-- START OF Supplied passage --
Judicial Watch, Inc. v. United States Department of Homeland Security
926 F. Supp. 2d 121
D.D.C.2013Background
- Judicial Watch filed a FOIA action against DHS seeking records on immigration enforcement priority changes and Houston implementation.
- The June 3, 2010 ICE National Policy Memorandum set enforcement priorities: national security/public safety, recent illegal entrants, and fugitives/obstructive aliens.
- August 20, 2010 memorandum added guidance on handling removal proceedings involving USCIS applications, with criteria for potential dismissal and discretion.
- Goldman issued August 12 and August 16, 2010 memoranda to OCC Houston attorneys directing prosecutorial discretion and case review for efficiency.
- On August 24, 2010 Goldman rescinded those memoranda and OCC Houston was told to focus on the August 2010 priorities; DHS later contested Goldman’s actions.
- DHS produced responsive records, with partial redactions under Exemptions 5, 6, and 7(C); Judicial Watch challenged these redactions and moved for summary judgment; the court granted-in-part and denied-in-part both sides’ motions.
-- END OF Supplied passage --
-- START OF Given information --
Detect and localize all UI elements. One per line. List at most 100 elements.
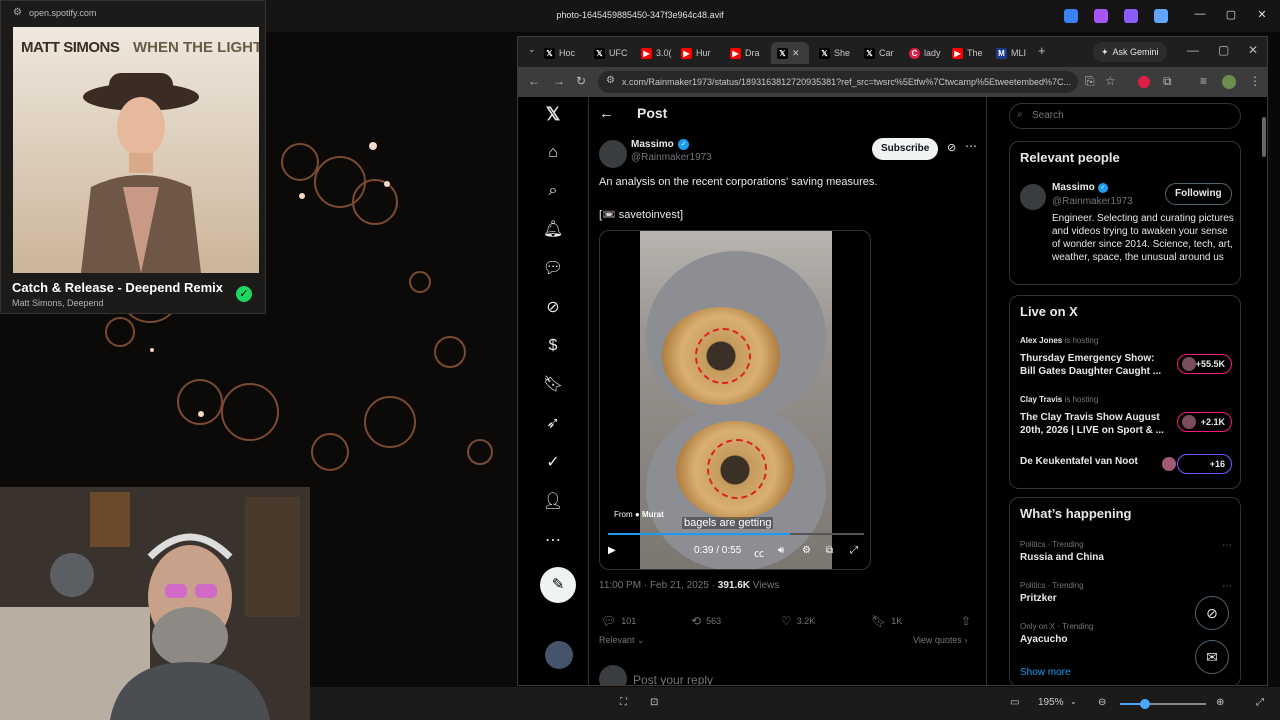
-- END OF Given information --
Tasks to perform |
**1)** Translate into Spanish this sentence from the Judicial Watch case summary: "Judicial Watch filed a FOIA action against DHS seeking records on immigration enforcement priority changes and Houston implementation."
**2)** Pick up the Judicial Watch case summary after its final sentence and write what comes next.

Solved tasks |
**1)** Judicial Watch presentó una acción judicial al amparo de la FOIA contra el DHS, en la que solicitaba registros sobre los cambios en las prioridades de aplicación de la ley migratoria y su implementación en Houston.

**2)**
Issues
| Issue | Plaintiff's Argument | Defendant's Argument | Held |
|---|---|---|---|
| Whether Exemption 5 supports the withholding. | Judicial Watch argues DPS's delibrative process/work-product/attorney-client claims are inadequate. | DHS asserts the documents are properly withheld under deliberative process, work-product, and attorney-client privileges. | Exemption 5 upheld for deliberative process and certain work-product designations. |
| Whether materials withheld as work-product were prepared in anticipation of litigation. | Judicial Watch contends no specific litigation anticipated; redactions too general. | DHS shows documents were prepared in anticipation of pending/foreseeable cases. | Work-product protection upheld for some documents; others ordered disclosed. |
| Whether attorney-client privilege was properly invoked for specific documents. | Judicial Watch claims communications were policy guidance, not legal advice; confidentiality lacking. | DHS argues communications were confidential legal advice related to prosecutorial discretion. | Attorney-client privilege not fully sustained; court ordered disclosure for several documents or portions. |
Key Cases Cited
- Dep’t of the Air Force v. Rose, 425 U.S. 352 (U.S. 1976) (FOIA aims for disclosure within exemptions narrowly construed)
- Milner v. Dep’t of Navy, 131 S. Ct. 1259 (U.S. 2011) (Exemptions narrowly construed; nine exemptions; burden on agency)
- Coastal States Gas Corp. v. Dep’t of Energy, 617 F.2d 854 (D.C. Cir. 1980) (Deliberative process and related privileges—scope guidance)
- Jordan v. U.S. Dep’t of Justice, 591 F.2d 753 (D.C. Cir. 1979) (Work-product limits; general guidelines versus case-specific materials)
- In re Sealed Case, 146 F.3d 881 (D.C. Cir. 1998) (Work-product applicability to government lawyers’ internal documents)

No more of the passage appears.